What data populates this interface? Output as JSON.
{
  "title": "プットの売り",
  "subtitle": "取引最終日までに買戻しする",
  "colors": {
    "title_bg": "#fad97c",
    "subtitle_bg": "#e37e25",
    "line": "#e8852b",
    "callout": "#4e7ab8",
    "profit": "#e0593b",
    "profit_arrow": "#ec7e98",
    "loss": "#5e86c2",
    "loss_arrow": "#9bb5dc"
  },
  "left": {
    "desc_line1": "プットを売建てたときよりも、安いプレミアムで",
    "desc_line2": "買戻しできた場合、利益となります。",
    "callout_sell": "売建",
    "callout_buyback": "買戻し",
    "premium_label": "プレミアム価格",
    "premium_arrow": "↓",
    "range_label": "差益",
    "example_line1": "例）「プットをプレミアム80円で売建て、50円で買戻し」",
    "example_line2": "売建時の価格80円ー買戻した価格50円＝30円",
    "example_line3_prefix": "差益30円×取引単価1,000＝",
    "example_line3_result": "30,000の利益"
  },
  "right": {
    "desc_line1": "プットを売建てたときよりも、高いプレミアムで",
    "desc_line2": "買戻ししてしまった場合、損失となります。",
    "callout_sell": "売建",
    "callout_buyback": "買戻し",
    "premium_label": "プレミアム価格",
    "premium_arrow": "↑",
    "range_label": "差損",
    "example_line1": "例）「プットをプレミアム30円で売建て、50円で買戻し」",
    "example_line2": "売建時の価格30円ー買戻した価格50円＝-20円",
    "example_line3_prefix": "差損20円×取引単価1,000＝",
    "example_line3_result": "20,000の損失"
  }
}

********************

▶ _EXERCISE BRIEF_
Write out all of the records above exactly as they appear.

▶ _TASK OUTPUT_
What data populates this interface? Output as JSON.
{
  "title": "プットの売り",
  "subtitle": "取引最終日までに買戻しする",
  "colors": {
    "title_bg": "#fad97c",
    "subtitle_bg": "#e37e25",
    "line": "#e8852b",
    "callout": "#4e7ab8",
    "profit": "#e0593b",
    "profit_arrow": "#ec7e98",
    "loss": "#5e86c2",
    "loss_arrow": "#9bb5dc"
  },
  "left": {
    "desc_line1": "プットを売建てたときよりも、安いプレミアムで",
    "desc_line2": "買戻しできた場合、利益となります。",
    "callout_sell": "売建",
    "callout_buyback": "買戻し",
    "premium_label": "プレミアム価格",
    "premium_arrow": "↓",
    "range_label": "差益",
    "example_line1": "例）「プットをプレミアム80円で売建て、50円で買戻し」",
    "example_line2": "売建時の価格80円ー買戻した価格50円＝30円",
    "example_line3_prefix": "差益30円×取引単価1,000＝",
    "example_line3_result": "30,000の利益"
  },
  "right": {
    "desc_line1": "プットを売建てたときよりも、高いプレミアムで",
    "desc_line2": "買戻ししてしまった場合、損失となります。",
    "callout_sell": "売建",
    "callout_buyback": "買戻し",
    "premium_label": "プレミアム価格",
    "premium_arrow": "↑",
    "range_label": "差損",
    "example_line1": "例）「プットをプレミアム30円で売建て、50円で買戻し」",
    "example_line2": "売建時の価格30円ー買戻した価格50円＝-20円",
    "example_line3_prefix": "差損20円×取引単価1,000＝",
    "example_line3_result": "20,000の損失"
  }
}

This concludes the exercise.